◆ **Aim of the exercise**
Exactly repeat the full listing that follows.

+-------+

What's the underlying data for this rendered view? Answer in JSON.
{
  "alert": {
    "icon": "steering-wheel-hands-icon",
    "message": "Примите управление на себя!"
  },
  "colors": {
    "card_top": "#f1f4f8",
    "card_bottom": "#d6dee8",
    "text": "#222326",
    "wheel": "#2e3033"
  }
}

+-------+

◆ **Output below**
What's the underlying data for this rendered view? Answer in JSON.
{
  "alert": {
    "icon": "steering-wheel-hands-icon",
    "message": "Примите управление на себя!"
  },
  "colors": {
    "card_top": "#f1f4f8",
    "card_bottom": "#d6dee8",
    "text": "#222326",
    "wheel": "#2e3033"
  }
}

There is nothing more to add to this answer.